村庄和老碑

浏览量:1813 | 上架时间:2023-04-14

【编者按】

中国作协推出“新时代文学攀登计划”以来,省文联指导部署,省作协积极组织,协调引导,搭建平台,赋能皖军文学精品生产,推动安徽文学高质量发展。洪放、时国金等一批作家,是我省“新时代文学攀登计划”的攀登者,同时又是领跑者、助跑者。从本期起,《安徽作家》推出“攀登”栏目,陆续刊发他们的作品。

作者简介


时国金(笔名清祺),中国作家协会会员,宣城市作家协会主席。作品发表于《钟山》《清明》《散文百家》《散文·海外版》《诗歌月刊》《中国铁路文艺》《安徽文学》《青海湖》《西湖》《散文家》《青春》《雪莲》《散文选刊》等数十家报刊。

- - -

» 任务指令 A: 请将条目中含有“- value-cell: ±1.0%: [1181, 310, 1264, 343]”的行到含有“- value-cell: 0 ~ 1A: [1264, 145, 1347, 178]”的行之间的各行（含首尾两行，空行不计）给成 Markdown 表格，两列分别为“行号”和“行内容”。

» 所给材料:
- - -

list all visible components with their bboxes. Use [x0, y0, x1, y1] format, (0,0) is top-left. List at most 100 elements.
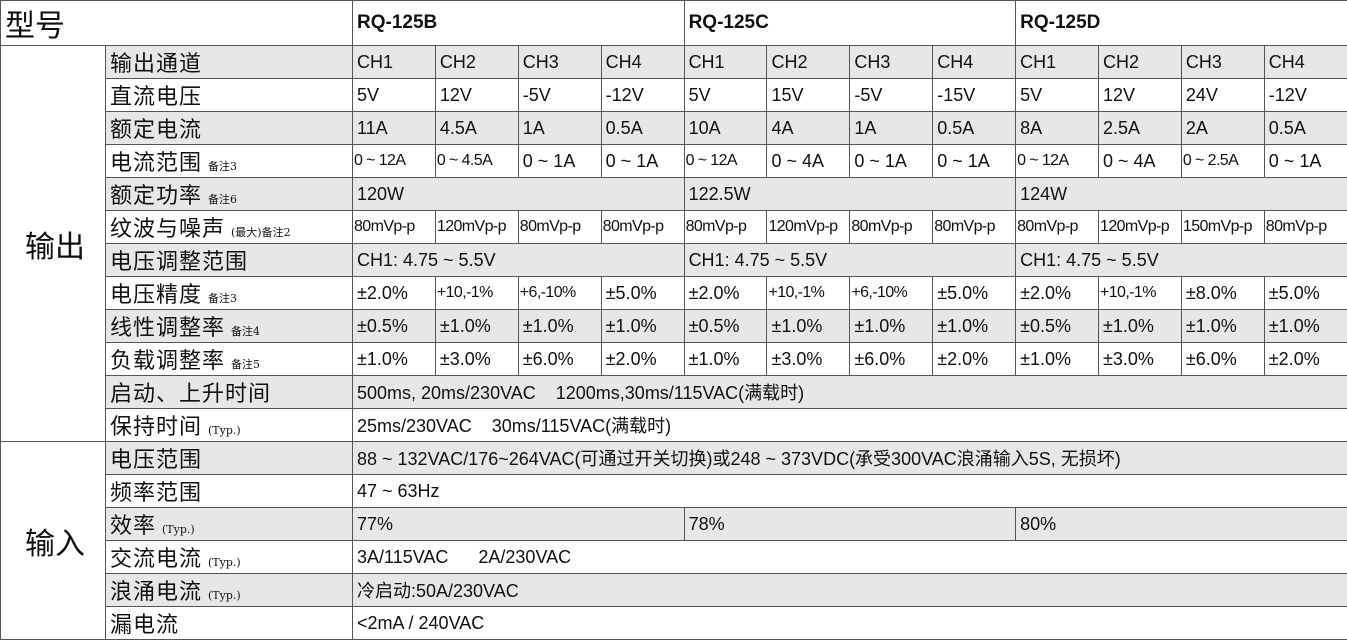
- value-cell: ±1.0%: [1181, 310, 1264, 343]
- row-label: 电压调整范围: [106, 244, 353, 277]
- value-cell: ±3.0%: [1099, 343, 1182, 376]
- label-note: 备注3: [208, 292, 237, 305]
- row-label: 输出通道: [106, 46, 353, 79]
- value-cell: 3A/115VAC 2A/230VAC: [353, 541, 1347, 574]
- value-cell: ±2.0%: [601, 343, 684, 376]
- value-cell: 120W: [353, 178, 685, 211]
- row-label: 额定电流: [106, 112, 353, 145]
- value-cell: ±1.0%: [1016, 343, 1099, 376]
- spec-row: 保持时间(Typ.)25ms/230VAC 30ms/115VAC(满载时): [1, 409, 1347, 442]
- value-cell: CH1: [684, 46, 767, 79]
- value-cell: ±3.0%: [767, 343, 850, 376]
- value-cell: 10A: [684, 112, 767, 145]
- value-cell: ±1.0%: [850, 310, 933, 343]
- value-cell: 0 ~ 1A: [1264, 145, 1347, 178]
- value-cell: ±2.0%: [933, 343, 1016, 376]
- value-cell: ±5.0%: [1264, 277, 1347, 310]
- value-cell: ±6.0%: [1181, 343, 1264, 376]
- value-cell: CH1: [353, 46, 436, 79]
- value-cell: ±6.0%: [850, 343, 933, 376]
- value-cell: 0 ~ 4A: [767, 145, 850, 178]
- value-cell: -5V: [518, 79, 601, 112]
- value-cell: 4A: [767, 112, 850, 145]
- spec-row: 漏电流<2mA / 240VAC: [1, 607, 1347, 640]
- value-cell: 77%: [353, 508, 685, 541]
- value-cell: CH3: [850, 46, 933, 79]
- model-name: RQ-125B: [353, 1, 685, 46]
- section-name: 输出: [1, 46, 106, 442]
- value-cell: 2A: [1181, 112, 1264, 145]
- value-cell: 150mVp-p: [1181, 211, 1264, 244]
- value-cell: 47 ~ 63Hz: [353, 475, 1347, 508]
- value-cell: CH1: 4.75 ~ 5.5V: [1016, 244, 1347, 277]
- label-text: 输出通道: [110, 52, 202, 77]
- value-cell: ±6.0%: [518, 343, 601, 376]
- value-cell: 80mVp-p: [1264, 211, 1347, 244]
- row-label: 负载调整率备注5: [106, 343, 353, 376]
- label-text: 额定电流: [110, 118, 202, 143]
- value-cell: ±1.0%: [684, 343, 767, 376]
- spec-row: 交流电流(Typ.)3A/115VAC 2A/230VAC: [1, 541, 1347, 574]
- label-text: 浪涌电流: [110, 580, 202, 605]
- value-cell: 0 ~ 4A: [1099, 145, 1182, 178]
- value-cell: CH2: [1099, 46, 1182, 79]
- value-cell: CH4: [601, 46, 684, 79]
- label-note: (Typ.): [162, 523, 195, 536]
- value-cell: 0 ~ 12A: [1016, 145, 1099, 178]
- label-text: 频率范围: [110, 481, 202, 506]
- label-note: (Typ.): [208, 589, 241, 602]
- value-cell: -12V: [1264, 79, 1347, 112]
- value-cell: ±1.0%: [767, 310, 850, 343]
- row-label: 电流范围备注3: [106, 145, 353, 178]
- row-label: 浪涌电流 (Typ.): [106, 574, 353, 607]
- label-text: 负载调整率: [110, 349, 225, 374]
- value-cell: CH4: [933, 46, 1016, 79]
- value-cell: 15V: [767, 79, 850, 112]
- spec-row: 频率范围 47 ~ 63Hz: [1, 475, 1347, 508]
- value-cell: ±5.0%: [601, 277, 684, 310]
- value-cell: 0 ~ 2.5A: [1181, 145, 1264, 178]
- value-cell: CH4: [1264, 46, 1347, 79]
- value-cell: 冷启动:50A/230VAC: [353, 574, 1347, 607]
- value-cell: 2.5A: [1099, 112, 1182, 145]
- label-note: 备注4: [231, 325, 260, 338]
- row-label: 漏电流: [106, 607, 353, 640]
- value-cell: 0 ~ 1A: [850, 145, 933, 178]
- value-cell: 5V: [684, 79, 767, 112]
- value-cell: 122.5W: [684, 178, 1016, 211]
- value-cell: -12V: [601, 79, 684, 112]
- row-label: 电压精度备注3: [106, 277, 353, 310]
- value-cell: ±8.0%: [1181, 277, 1264, 310]
- value-cell: 80mVp-p: [850, 211, 933, 244]
- label-note: (Typ.): [208, 556, 241, 569]
- section-name: 输入: [1, 442, 106, 640]
- value-cell: 88 ~ 132VAC/176~264VAC(可通过开关切换)或248 ~ 37…: [353, 442, 1347, 475]
- label-text: 线性调整率: [110, 316, 225, 341]
- value-cell: 12V: [1099, 79, 1182, 112]
- label-text: 效率: [110, 514, 156, 539]
- value-cell: 12V: [435, 79, 518, 112]
- value-cell: +10,-1%: [767, 277, 850, 310]
- label-text: 电压调整范围: [110, 250, 248, 275]
- label-note: 备注6: [208, 193, 237, 206]
- row-label: 纹波与噪声(最大)备注2: [106, 211, 353, 244]
- row-label: 启动、上升时间: [106, 376, 353, 409]
- spec-row: 负载调整率备注5±1.0%±3.0%±6.0%±2.0%±1.0%±3.0%±6…: [1, 343, 1347, 376]
- label-note: 备注5: [231, 358, 260, 371]
- row-label: 频率范围: [106, 475, 353, 508]
- label-text: 电压精度: [110, 283, 202, 308]
- value-cell: ±2.0%: [684, 277, 767, 310]
- value-cell: 80mVp-p: [518, 211, 601, 244]
- label-text: 保持时间: [110, 415, 202, 440]
- label-text: 纹波与噪声: [110, 217, 225, 242]
- value-cell: ±1.0%: [1264, 310, 1347, 343]
- value-cell: ±1.0%: [601, 310, 684, 343]
- row-label: 额定功率备注6: [106, 178, 353, 211]
- spec-row: 浪涌电流 (Typ.) 冷启动:50A/230VAC: [1, 574, 1347, 607]
- value-cell: 120mVp-p: [767, 211, 850, 244]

- - -

» 任务指令 B:
根据选文回答：
(i) 选文标注的浏览量是多少？
(ii) 《安徽作家》从本期起推出的栏目叫什么？
(iii) 时国金的笔名是什么？

» 正确结果 A:
| 行号 | 行内容 |
|---|---|
| 1 | - value-cell: ±1.0%: [1181, 310, 1264, 343] |
| 2 | - row-label: 电压调整范围: [106, 244, 353, 277] |
| 3 | - value-cell: ±3.0%: [1099, 343, 1182, 376] |
| 4 | - label-note: 备注3: [208, 292, 237, 305] |
| 5 | - row-label: 输出通道: [106, 46, 353, 79] |
| 6 | - value-cell: 3A/115VAC 2A/230VAC: [353, 541, 1347, 574] |
| 7 | - value-cell: ±2.0%: [601, 343, 684, 376] |
| 8 | - value-cell: 120W: [353, 178, 685, 211] |
| 9 | - row-label: 额定电流: [106, 112, 353, 145] |
| 10 | - value-cell: ±1.0%: [1016, 343, 1099, 376] |
| 11 | - spec-row: 保持时间(Typ.)25ms/230VAC 30ms/115VAC(满载时): [1, 409, 1347, 442] |
| 12 | - value-cell: CH1: [684, 46, 767, 79] |
| 13 | - value-cell: ±3.0%: [767, 343, 850, 376] |
| 14 | - value-cell: 10A: [684, 112, 767, 145] |
| 15 | - value-cell: ±1.0%: [850, 310, 933, 343] |
| 16 | - value-cell: 0 ~ 1A: [1264, 145, 1347, 178] |

» 正确结果 B:
(i) 1813
(ii) “攀登”栏目
(iii) 清祺